--- START OF Data for this task ---

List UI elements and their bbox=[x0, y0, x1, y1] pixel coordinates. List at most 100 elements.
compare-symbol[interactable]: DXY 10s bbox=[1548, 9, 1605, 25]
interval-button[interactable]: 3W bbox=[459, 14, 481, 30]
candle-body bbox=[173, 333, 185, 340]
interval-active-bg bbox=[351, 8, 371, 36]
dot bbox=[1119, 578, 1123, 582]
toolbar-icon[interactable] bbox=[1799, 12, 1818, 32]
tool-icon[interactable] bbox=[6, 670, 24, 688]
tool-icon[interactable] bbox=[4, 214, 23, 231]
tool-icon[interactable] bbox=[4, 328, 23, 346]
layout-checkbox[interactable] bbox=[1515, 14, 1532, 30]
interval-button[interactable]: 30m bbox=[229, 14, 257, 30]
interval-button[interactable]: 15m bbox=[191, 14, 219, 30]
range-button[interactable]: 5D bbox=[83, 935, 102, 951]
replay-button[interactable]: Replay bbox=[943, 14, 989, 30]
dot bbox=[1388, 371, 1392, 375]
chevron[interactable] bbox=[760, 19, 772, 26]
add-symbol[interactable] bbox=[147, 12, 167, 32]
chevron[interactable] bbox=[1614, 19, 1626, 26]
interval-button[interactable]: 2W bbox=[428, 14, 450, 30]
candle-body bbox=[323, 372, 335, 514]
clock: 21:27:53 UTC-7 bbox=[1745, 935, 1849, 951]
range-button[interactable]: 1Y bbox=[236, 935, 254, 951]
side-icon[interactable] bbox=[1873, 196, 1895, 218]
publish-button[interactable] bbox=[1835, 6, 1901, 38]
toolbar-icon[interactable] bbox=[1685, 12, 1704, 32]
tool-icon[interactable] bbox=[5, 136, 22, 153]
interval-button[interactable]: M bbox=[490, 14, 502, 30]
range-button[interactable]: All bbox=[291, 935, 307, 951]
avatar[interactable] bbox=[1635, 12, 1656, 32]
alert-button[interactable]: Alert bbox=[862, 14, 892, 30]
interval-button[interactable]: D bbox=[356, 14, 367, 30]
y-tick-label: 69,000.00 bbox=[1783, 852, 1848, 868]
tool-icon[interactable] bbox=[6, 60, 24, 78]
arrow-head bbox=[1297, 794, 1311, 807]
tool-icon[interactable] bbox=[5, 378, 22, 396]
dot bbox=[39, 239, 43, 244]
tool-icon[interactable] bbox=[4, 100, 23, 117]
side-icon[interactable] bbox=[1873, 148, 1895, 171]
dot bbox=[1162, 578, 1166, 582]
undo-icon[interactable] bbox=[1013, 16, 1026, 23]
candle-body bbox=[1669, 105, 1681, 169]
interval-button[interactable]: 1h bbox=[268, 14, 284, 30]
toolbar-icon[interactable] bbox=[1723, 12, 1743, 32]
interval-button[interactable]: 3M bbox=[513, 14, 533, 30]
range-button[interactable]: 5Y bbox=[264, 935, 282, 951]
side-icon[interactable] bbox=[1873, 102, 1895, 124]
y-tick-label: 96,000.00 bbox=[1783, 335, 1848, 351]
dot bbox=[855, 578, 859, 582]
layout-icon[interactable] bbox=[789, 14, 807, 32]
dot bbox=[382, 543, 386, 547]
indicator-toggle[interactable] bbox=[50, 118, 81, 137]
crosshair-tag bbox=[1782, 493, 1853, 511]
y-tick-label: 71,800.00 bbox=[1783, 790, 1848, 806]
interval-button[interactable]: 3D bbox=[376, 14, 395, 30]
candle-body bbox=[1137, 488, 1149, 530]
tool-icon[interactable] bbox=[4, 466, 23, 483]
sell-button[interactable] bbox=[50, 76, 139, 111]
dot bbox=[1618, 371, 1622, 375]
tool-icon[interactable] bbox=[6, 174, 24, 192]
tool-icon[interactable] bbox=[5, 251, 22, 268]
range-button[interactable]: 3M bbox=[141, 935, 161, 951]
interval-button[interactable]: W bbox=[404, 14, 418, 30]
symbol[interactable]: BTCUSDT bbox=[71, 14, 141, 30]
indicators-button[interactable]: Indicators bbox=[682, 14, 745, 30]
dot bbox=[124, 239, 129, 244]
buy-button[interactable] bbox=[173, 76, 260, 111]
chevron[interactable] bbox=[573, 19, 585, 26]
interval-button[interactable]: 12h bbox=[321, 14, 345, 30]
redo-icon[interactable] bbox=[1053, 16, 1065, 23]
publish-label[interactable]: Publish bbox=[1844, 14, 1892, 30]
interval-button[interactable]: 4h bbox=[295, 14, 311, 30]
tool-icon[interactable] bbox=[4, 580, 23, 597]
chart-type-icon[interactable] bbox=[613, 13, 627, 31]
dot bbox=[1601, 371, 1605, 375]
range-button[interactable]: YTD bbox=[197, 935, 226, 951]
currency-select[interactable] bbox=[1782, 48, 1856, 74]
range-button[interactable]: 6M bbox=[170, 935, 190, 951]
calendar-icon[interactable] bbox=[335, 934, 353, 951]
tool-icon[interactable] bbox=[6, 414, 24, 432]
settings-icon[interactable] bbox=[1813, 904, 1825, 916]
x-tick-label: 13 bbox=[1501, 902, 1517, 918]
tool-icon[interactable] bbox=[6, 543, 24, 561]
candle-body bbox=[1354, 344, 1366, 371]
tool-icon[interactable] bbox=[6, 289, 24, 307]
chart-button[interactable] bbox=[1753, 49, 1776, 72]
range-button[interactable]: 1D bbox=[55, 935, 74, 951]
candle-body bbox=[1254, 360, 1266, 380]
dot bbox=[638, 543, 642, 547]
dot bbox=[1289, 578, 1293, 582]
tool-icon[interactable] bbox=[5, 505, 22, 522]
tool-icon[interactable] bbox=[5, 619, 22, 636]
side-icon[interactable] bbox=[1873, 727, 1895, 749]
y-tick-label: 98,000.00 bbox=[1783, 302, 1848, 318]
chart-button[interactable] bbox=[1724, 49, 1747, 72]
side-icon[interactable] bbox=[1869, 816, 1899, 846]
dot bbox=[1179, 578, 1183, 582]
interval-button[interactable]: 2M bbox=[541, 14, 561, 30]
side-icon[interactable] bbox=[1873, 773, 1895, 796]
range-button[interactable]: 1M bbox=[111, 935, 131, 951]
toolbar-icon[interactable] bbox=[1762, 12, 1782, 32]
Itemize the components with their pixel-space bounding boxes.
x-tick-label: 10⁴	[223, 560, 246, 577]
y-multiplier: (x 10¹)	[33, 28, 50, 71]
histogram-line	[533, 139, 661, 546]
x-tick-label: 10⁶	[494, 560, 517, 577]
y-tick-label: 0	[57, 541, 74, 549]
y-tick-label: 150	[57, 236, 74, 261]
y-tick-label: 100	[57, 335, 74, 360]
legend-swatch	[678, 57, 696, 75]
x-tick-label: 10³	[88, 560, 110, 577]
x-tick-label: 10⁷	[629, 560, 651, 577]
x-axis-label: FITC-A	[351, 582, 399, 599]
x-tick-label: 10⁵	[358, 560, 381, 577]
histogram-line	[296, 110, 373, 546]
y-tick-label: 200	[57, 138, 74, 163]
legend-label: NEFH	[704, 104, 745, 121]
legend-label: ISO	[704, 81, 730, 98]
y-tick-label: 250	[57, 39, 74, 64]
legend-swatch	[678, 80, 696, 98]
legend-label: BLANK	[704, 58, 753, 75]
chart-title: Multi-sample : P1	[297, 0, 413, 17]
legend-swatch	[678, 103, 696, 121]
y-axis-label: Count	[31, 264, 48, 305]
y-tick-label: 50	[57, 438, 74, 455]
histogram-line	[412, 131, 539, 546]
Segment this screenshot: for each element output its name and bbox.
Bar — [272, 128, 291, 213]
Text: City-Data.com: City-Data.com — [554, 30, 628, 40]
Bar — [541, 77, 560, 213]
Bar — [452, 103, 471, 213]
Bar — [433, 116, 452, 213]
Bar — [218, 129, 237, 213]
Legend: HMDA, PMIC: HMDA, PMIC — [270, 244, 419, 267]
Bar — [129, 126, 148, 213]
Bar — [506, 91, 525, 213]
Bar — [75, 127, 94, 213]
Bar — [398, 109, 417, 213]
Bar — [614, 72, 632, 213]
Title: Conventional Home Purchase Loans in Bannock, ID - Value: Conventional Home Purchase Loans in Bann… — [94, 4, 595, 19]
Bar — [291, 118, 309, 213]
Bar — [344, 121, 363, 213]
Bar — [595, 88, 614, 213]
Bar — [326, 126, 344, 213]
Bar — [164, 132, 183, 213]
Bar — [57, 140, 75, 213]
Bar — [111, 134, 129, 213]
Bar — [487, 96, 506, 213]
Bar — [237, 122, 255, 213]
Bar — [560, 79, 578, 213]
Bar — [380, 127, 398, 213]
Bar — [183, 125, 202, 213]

--- END OF Data for this task ---

Written instruction >>
Copy out the listing word for word, starting with its first line and going on through the line with "chevron[interactable] bbox=[1614, 19, 1626, 26]", including both of those lines.

Worked answer >>
List UI elements and their bbox=[x0, y0, x1, y1] pixel coordinates. List at most 100 elements.
compare-symbol[interactable]: DXY 10s bbox=[1548, 9, 1605, 25]
interval-button[interactable]: 3W bbox=[459, 14, 481, 30]
candle-body bbox=[173, 333, 185, 340]
interval-active-bg bbox=[351, 8, 371, 36]
dot bbox=[1119, 578, 1123, 582]
toolbar-icon[interactable] bbox=[1799, 12, 1818, 32]
tool-icon[interactable] bbox=[6, 670, 24, 688]
tool-icon[interactable] bbox=[4, 214, 23, 231]
tool-icon[interactable] bbox=[4, 328, 23, 346]
layout-checkbox[interactable] bbox=[1515, 14, 1532, 30]
interval-button[interactable]: 30m bbox=[229, 14, 257, 30]
interval-button[interactable]: 15m bbox=[191, 14, 219, 30]
range-button[interactable]: 5D bbox=[83, 935, 102, 951]
replay-button[interactable]: Replay bbox=[943, 14, 989, 30]
dot bbox=[1388, 371, 1392, 375]
chevron[interactable] bbox=[760, 19, 772, 26]
add-symbol[interactable] bbox=[147, 12, 167, 32]
chevron[interactable] bbox=[1614, 19, 1626, 26]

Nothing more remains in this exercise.